-------- Record extracts --------

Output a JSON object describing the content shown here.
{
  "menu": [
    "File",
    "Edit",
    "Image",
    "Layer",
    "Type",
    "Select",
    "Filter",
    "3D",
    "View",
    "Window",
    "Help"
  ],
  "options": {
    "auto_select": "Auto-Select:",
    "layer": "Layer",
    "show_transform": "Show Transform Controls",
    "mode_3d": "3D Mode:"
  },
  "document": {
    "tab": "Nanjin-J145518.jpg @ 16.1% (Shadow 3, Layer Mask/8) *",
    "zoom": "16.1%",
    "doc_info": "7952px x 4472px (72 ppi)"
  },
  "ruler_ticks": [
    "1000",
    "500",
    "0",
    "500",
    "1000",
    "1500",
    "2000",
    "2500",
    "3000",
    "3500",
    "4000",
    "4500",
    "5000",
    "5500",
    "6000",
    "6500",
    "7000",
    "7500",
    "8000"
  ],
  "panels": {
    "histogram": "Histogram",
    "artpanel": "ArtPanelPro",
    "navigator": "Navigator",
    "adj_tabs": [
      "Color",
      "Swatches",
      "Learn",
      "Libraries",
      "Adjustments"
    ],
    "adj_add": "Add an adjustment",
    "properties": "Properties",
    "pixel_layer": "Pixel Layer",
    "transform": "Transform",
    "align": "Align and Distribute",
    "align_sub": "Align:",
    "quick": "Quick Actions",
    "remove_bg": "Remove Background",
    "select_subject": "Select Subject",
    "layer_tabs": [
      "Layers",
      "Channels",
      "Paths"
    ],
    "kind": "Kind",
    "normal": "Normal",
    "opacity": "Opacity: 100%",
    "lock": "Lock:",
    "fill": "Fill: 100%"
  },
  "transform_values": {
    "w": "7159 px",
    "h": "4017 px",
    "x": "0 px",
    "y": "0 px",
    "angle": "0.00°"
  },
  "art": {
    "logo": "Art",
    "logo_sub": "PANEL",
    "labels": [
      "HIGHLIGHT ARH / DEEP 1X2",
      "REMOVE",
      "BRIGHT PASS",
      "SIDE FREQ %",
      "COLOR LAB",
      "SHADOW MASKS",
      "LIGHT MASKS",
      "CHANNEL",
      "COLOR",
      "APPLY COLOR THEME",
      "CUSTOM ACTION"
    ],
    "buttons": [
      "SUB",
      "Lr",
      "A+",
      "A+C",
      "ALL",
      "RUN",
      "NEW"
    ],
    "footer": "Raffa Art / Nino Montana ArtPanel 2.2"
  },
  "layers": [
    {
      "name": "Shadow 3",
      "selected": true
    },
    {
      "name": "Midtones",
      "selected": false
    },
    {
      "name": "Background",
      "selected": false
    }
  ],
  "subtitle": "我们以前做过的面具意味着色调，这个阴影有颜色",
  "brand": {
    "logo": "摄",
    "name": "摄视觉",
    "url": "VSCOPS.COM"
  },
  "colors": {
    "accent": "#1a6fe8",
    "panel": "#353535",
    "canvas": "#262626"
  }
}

--------
-------- Record extracts --------

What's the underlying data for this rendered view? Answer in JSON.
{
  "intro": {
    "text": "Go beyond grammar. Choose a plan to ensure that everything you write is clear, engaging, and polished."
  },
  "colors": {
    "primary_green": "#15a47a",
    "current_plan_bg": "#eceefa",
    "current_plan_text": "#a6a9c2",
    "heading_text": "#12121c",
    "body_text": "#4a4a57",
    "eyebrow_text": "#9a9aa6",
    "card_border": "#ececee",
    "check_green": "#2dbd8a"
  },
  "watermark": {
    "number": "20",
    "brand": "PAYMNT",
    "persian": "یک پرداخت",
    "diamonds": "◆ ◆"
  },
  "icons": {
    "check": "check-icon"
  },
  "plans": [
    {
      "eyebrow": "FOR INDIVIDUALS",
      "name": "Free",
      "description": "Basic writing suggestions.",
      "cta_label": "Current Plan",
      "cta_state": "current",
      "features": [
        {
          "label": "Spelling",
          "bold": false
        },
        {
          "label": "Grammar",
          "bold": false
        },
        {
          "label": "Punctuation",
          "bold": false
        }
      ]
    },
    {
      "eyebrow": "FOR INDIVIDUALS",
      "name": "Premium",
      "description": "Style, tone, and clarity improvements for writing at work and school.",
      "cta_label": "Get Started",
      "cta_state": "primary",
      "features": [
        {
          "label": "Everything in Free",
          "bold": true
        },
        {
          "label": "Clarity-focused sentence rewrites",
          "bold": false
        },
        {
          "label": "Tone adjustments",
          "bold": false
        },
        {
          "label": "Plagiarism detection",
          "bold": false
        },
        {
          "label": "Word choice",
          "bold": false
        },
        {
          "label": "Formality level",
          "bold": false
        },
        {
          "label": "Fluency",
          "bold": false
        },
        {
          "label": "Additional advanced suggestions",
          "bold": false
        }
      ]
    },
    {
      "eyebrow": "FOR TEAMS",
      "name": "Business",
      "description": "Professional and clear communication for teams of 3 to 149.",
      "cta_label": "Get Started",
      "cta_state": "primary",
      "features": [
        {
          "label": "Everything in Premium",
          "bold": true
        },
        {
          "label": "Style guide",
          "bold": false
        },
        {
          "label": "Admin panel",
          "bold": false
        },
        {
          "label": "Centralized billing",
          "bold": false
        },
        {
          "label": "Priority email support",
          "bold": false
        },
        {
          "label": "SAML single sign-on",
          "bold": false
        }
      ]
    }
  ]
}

--------
-------- Record extracts --------

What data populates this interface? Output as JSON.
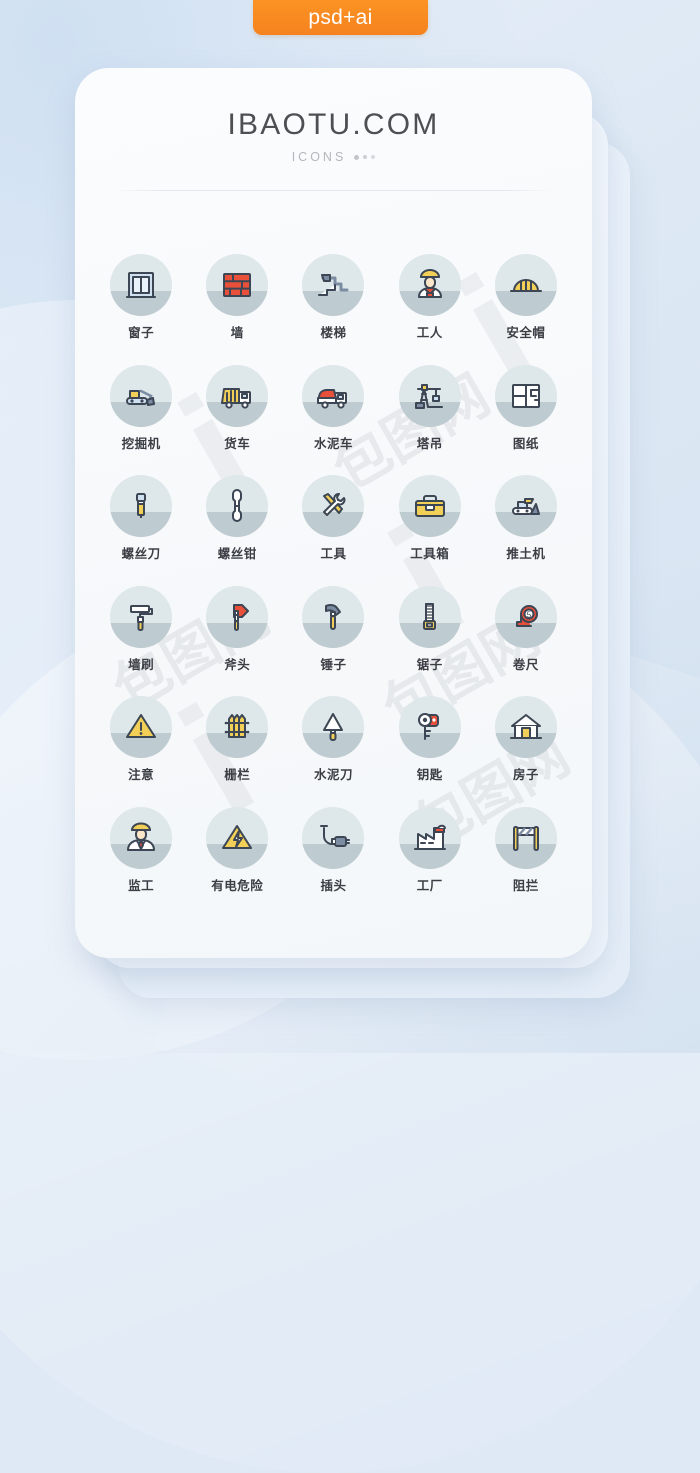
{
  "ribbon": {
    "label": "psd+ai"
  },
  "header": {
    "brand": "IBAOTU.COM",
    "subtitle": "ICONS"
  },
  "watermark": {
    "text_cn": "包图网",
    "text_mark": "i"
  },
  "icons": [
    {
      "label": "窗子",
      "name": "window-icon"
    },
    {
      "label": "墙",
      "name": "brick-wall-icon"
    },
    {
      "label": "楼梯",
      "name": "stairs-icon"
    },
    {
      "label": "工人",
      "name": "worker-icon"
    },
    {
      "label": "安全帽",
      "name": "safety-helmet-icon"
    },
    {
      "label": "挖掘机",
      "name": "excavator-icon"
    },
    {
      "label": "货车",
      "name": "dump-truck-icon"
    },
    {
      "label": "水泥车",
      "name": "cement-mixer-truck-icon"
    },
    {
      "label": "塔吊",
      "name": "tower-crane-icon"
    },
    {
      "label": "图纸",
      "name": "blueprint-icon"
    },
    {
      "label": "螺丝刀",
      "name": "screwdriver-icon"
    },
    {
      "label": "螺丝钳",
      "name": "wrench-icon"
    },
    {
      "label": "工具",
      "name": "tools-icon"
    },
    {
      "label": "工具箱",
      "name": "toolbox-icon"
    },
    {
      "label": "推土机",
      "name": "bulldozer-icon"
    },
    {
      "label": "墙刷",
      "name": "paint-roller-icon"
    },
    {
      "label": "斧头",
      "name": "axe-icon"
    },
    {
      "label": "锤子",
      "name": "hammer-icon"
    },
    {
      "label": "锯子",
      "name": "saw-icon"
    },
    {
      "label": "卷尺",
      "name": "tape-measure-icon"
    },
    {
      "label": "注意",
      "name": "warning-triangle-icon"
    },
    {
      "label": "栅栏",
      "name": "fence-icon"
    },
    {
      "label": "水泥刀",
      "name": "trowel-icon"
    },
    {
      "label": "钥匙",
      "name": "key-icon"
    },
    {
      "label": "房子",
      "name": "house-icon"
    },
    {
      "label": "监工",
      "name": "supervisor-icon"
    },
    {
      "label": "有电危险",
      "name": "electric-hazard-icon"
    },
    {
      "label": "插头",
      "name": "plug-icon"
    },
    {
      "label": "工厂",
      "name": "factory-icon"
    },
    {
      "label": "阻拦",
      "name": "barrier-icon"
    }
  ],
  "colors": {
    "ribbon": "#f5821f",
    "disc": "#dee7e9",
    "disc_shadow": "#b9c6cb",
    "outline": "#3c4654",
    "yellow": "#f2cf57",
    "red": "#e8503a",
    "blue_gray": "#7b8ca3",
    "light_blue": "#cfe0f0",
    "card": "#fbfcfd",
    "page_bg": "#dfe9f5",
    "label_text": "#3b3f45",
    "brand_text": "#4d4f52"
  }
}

--------

• _What you are asked to do_:
Find and copy every line in the entries above where the string "data" occurs.

• _Exercise response_:
What's the underlying data for this rendered view? Answer in JSON.
What data populates this interface? Output as JSON.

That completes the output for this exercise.